The task
List each line of the data that holds the string "name".

>> BEGIN Given records

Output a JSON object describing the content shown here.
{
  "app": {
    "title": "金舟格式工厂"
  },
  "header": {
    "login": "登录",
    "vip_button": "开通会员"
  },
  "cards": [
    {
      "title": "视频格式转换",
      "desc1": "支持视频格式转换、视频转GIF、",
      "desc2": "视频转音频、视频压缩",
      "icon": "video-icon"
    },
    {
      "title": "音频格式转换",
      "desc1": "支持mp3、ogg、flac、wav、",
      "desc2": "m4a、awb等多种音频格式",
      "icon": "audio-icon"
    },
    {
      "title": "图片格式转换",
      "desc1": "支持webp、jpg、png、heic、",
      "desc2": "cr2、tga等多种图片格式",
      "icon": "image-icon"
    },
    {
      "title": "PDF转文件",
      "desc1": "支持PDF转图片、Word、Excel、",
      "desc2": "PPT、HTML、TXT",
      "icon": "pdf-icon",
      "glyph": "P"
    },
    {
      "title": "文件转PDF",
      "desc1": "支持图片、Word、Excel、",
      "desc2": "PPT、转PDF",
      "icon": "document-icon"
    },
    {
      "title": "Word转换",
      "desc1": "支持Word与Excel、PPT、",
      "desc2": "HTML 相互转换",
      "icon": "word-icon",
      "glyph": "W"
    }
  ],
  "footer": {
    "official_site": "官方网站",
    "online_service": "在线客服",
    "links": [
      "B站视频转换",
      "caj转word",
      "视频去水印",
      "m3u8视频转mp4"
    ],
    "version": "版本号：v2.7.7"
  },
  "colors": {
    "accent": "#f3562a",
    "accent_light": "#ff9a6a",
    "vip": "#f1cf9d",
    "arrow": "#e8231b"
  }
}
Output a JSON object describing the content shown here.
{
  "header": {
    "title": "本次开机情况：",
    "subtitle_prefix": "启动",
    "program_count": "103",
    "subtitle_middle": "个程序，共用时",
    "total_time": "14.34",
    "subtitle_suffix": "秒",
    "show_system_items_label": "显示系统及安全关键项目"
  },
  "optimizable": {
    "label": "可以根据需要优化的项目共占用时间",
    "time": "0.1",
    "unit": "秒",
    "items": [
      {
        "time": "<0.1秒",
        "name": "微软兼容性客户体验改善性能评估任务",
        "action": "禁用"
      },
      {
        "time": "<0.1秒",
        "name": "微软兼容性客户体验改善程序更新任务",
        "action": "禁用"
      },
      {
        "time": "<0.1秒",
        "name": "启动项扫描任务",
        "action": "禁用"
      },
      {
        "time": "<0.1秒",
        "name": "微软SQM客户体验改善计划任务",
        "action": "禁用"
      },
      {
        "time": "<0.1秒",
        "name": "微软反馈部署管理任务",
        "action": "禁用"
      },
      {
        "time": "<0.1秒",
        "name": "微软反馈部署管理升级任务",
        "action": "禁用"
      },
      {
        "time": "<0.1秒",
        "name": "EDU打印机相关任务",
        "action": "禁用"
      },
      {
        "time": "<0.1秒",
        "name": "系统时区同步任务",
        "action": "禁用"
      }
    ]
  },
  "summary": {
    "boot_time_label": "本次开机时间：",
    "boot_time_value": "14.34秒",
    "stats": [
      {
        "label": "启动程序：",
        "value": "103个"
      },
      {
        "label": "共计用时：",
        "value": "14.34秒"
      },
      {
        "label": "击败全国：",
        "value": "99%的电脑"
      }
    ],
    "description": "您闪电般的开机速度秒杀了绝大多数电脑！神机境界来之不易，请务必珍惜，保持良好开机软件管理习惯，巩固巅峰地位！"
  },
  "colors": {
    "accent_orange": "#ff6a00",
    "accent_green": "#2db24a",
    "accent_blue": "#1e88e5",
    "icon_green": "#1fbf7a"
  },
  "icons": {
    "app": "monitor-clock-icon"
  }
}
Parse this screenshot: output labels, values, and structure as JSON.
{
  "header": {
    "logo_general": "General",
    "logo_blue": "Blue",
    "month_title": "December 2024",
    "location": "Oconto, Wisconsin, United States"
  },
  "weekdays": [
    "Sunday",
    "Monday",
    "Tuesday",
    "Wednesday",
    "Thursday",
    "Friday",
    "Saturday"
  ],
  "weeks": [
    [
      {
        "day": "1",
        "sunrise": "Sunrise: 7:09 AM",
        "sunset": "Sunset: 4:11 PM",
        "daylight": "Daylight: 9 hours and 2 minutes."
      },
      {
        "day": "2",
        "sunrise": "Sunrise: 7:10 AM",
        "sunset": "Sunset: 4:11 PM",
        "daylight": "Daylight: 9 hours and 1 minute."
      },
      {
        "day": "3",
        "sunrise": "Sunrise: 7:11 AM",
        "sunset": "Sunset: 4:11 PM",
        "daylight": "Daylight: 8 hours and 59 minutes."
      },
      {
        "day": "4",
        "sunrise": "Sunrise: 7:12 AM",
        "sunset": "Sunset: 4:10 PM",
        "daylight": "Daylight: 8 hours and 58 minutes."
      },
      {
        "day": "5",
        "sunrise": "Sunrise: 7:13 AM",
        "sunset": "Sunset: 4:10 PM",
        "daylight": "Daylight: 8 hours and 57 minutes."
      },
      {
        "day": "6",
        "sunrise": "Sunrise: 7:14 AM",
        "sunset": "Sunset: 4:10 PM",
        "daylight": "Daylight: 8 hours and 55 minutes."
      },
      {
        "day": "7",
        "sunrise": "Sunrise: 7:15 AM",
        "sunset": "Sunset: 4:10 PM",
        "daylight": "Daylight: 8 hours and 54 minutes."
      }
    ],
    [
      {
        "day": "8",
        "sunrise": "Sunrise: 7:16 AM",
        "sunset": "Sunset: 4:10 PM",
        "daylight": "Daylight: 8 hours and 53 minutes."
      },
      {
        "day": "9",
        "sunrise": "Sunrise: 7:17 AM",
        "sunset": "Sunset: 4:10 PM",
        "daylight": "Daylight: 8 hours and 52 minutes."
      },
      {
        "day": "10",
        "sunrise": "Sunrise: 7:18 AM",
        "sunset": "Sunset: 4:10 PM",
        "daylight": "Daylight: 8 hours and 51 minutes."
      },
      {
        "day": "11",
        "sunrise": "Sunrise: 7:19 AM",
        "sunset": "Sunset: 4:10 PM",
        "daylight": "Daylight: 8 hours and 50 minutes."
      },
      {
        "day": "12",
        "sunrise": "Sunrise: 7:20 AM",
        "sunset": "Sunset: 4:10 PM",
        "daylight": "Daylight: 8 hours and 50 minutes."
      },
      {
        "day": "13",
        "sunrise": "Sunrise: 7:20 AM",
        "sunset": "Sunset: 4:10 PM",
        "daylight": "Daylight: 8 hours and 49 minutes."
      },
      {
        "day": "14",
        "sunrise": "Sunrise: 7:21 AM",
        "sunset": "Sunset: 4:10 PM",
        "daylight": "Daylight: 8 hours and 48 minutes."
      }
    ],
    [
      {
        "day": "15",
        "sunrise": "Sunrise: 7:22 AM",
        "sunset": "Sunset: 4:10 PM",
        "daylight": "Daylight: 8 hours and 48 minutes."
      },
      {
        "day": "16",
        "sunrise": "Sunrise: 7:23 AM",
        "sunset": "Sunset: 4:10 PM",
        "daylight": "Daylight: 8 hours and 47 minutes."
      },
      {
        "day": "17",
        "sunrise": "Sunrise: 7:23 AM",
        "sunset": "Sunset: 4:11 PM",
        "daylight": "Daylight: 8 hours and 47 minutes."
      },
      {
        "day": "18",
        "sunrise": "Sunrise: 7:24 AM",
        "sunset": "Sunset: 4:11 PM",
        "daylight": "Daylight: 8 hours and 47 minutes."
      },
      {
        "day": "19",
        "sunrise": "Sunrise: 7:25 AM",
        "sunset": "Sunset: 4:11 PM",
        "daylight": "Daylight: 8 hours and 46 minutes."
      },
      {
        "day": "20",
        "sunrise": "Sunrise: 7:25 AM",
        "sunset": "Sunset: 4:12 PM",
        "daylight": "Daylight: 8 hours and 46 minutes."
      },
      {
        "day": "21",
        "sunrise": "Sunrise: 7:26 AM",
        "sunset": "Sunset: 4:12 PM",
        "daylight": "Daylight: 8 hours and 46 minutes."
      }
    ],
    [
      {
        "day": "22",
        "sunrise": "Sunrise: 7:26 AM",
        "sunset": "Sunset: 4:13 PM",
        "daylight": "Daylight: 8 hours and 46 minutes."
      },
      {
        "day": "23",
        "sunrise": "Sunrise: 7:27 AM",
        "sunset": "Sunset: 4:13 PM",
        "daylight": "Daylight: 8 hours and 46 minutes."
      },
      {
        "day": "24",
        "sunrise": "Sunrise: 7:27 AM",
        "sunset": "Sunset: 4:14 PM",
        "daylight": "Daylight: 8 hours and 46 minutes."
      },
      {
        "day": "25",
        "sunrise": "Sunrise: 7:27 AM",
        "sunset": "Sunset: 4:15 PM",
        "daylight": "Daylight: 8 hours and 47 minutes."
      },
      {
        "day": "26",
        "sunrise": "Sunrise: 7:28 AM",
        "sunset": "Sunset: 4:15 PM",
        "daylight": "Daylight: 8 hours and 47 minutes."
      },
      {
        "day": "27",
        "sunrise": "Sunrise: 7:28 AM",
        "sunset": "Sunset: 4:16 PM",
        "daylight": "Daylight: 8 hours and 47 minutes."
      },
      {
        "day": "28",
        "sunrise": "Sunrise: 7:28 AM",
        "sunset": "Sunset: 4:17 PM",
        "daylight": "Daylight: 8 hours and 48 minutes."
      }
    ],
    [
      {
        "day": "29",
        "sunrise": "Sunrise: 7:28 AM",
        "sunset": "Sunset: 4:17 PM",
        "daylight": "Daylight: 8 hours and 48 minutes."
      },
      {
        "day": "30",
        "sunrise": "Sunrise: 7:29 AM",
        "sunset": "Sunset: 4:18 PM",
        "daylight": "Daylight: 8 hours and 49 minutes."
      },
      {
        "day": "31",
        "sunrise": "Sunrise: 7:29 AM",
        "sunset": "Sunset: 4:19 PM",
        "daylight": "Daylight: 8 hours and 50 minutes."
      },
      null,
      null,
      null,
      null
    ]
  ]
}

>> END Given records

Result below
        "name": "微软兼容性客户体验改善性能评估任务",
        "name": "微软兼容性客户体验改善程序更新任务",
        "name": "启动项扫描任务",
        "name": "微软SQM客户体验改善计划任务",
        "name": "微软反馈部署管理任务",
        "name": "微软反馈部署管理升级任务",
        "name": "EDU打印机相关任务",
        "name": "系统时区同步任务",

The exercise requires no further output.